**SHORT EXERCISE**
Give the number of lines that include the word "patung", and nothing else.

**EXERCISE DATA**
** start **

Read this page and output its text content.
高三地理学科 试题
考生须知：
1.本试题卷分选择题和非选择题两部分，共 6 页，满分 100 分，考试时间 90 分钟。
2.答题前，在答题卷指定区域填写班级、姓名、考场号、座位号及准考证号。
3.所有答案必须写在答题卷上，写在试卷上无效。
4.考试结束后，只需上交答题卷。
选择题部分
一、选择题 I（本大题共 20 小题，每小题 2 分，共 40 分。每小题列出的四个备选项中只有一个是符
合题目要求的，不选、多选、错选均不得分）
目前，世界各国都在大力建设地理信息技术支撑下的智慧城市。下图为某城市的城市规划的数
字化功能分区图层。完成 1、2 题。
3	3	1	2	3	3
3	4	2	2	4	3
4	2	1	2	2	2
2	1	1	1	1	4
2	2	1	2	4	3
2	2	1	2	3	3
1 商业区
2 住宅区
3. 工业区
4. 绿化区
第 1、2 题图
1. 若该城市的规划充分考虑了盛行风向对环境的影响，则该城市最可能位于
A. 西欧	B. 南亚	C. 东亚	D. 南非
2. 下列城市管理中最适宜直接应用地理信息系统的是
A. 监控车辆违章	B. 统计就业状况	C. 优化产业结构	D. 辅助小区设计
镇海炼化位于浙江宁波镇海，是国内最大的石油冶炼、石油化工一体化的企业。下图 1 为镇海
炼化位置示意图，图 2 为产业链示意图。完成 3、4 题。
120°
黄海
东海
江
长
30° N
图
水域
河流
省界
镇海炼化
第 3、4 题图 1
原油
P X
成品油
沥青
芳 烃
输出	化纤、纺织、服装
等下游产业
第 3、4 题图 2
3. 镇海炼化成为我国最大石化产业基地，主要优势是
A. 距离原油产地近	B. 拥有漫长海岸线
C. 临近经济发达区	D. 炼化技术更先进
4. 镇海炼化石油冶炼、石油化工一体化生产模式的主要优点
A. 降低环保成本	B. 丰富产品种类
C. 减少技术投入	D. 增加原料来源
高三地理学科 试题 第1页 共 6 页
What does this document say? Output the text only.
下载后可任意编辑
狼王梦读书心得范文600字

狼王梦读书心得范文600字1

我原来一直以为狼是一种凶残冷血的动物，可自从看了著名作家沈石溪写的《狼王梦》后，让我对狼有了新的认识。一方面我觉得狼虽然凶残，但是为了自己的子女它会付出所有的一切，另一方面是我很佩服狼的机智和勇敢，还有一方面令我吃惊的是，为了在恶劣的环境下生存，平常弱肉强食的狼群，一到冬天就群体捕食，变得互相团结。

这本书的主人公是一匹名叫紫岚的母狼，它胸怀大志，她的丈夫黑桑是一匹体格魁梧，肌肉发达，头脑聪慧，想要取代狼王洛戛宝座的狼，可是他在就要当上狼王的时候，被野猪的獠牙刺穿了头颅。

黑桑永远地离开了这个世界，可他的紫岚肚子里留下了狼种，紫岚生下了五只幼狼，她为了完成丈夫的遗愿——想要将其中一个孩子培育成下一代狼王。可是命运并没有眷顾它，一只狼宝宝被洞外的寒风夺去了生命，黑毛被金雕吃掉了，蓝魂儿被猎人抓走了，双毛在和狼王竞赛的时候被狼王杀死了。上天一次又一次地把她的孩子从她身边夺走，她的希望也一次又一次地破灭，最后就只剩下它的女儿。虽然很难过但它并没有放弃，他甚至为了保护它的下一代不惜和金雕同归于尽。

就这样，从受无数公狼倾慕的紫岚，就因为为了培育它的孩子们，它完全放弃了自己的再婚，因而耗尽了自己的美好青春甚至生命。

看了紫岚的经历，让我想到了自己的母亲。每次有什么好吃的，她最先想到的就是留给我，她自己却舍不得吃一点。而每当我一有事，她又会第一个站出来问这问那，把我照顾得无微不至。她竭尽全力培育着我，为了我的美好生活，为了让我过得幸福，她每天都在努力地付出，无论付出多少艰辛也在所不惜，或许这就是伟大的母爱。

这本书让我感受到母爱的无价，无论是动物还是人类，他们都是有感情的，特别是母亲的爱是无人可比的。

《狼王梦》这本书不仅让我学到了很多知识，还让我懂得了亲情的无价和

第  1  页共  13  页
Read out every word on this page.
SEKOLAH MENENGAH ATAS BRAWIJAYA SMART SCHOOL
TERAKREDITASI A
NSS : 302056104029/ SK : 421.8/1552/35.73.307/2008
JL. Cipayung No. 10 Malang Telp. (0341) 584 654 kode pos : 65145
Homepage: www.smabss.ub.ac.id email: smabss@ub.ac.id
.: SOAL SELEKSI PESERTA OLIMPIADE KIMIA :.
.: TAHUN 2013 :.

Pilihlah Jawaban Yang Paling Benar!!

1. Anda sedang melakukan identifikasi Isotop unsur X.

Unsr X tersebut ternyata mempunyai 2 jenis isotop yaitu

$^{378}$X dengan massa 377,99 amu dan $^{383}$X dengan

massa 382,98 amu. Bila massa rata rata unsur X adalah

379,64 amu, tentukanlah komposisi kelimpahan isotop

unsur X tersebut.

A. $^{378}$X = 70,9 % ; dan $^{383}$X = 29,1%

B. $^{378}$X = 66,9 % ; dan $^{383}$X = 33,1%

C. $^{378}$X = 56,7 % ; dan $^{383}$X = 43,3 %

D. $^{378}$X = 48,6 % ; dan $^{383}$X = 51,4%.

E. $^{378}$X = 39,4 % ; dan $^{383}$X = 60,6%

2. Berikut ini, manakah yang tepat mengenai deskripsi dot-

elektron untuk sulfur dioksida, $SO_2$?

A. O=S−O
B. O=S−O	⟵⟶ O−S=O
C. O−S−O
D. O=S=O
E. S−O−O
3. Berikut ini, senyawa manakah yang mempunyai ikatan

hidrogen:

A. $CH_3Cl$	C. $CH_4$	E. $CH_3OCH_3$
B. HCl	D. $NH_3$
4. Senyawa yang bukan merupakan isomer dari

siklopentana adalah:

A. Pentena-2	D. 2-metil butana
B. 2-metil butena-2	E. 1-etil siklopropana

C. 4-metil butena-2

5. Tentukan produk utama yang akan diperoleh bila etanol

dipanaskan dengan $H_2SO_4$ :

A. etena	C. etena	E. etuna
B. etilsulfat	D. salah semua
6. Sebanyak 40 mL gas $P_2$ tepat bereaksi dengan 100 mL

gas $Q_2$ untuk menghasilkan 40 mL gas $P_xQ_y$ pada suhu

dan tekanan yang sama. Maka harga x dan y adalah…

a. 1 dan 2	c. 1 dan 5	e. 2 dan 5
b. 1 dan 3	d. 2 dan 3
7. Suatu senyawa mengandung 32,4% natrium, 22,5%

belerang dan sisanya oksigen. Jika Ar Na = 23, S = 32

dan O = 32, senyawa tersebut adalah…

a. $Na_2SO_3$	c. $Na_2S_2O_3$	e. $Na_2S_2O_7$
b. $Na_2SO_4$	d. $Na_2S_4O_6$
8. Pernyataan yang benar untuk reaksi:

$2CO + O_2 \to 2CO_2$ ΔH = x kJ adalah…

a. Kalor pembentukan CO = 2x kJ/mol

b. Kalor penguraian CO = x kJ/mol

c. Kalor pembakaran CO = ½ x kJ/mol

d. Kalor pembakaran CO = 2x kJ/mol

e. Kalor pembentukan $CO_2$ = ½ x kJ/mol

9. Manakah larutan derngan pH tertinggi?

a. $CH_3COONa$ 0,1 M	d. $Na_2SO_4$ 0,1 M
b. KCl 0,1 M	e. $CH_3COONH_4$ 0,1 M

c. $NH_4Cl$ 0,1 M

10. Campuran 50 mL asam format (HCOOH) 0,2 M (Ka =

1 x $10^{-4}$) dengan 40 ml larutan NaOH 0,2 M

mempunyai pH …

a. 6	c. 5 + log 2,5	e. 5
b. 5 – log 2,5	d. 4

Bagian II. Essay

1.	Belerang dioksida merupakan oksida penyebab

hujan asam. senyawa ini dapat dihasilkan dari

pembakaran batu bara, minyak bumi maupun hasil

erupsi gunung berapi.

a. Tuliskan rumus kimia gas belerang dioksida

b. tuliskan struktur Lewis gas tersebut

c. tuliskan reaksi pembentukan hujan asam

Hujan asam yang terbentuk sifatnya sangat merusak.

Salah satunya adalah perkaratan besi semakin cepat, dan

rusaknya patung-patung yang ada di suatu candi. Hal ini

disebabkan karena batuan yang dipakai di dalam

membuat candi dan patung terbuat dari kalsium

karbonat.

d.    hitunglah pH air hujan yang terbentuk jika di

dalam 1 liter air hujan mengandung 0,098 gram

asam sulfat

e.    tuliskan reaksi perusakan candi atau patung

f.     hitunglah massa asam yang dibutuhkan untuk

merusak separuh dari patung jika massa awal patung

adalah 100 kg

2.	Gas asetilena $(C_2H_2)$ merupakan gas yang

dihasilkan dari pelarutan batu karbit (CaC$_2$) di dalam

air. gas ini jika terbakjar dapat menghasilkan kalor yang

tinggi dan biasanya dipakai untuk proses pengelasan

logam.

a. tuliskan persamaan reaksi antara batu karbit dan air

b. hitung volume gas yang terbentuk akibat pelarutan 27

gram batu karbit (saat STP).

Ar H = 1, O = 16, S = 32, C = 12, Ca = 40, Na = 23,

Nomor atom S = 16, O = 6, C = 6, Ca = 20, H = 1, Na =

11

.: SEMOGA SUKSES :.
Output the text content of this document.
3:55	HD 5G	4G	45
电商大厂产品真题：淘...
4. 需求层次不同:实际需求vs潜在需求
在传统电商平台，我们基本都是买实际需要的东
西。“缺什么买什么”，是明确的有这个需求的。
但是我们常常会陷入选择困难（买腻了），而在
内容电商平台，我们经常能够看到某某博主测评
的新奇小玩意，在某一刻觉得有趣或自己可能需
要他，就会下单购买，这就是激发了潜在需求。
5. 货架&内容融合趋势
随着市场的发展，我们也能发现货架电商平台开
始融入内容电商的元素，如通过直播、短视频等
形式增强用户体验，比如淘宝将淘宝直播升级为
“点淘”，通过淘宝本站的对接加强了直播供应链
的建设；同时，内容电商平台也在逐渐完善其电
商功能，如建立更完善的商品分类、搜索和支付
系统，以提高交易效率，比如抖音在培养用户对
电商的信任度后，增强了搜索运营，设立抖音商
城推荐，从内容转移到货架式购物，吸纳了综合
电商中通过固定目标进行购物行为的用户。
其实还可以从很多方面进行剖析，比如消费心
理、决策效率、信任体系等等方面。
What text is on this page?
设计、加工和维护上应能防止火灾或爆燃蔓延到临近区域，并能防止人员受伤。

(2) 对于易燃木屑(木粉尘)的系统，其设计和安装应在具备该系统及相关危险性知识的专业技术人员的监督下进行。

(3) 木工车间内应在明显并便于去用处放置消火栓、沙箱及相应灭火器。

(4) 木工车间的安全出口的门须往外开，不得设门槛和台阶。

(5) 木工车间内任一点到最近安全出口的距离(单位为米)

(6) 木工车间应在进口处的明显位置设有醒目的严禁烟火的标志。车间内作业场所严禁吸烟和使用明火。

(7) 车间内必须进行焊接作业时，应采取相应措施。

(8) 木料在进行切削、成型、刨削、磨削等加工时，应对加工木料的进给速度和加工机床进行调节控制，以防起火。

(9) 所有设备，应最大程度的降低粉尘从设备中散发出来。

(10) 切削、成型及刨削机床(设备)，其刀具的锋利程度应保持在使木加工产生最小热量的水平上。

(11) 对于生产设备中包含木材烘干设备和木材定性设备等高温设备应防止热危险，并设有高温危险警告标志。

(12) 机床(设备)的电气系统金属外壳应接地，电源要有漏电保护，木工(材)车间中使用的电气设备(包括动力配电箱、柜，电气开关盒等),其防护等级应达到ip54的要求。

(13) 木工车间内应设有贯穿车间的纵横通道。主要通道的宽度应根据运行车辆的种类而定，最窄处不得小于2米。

** end **

**OUTPUT OF THE TASK**
4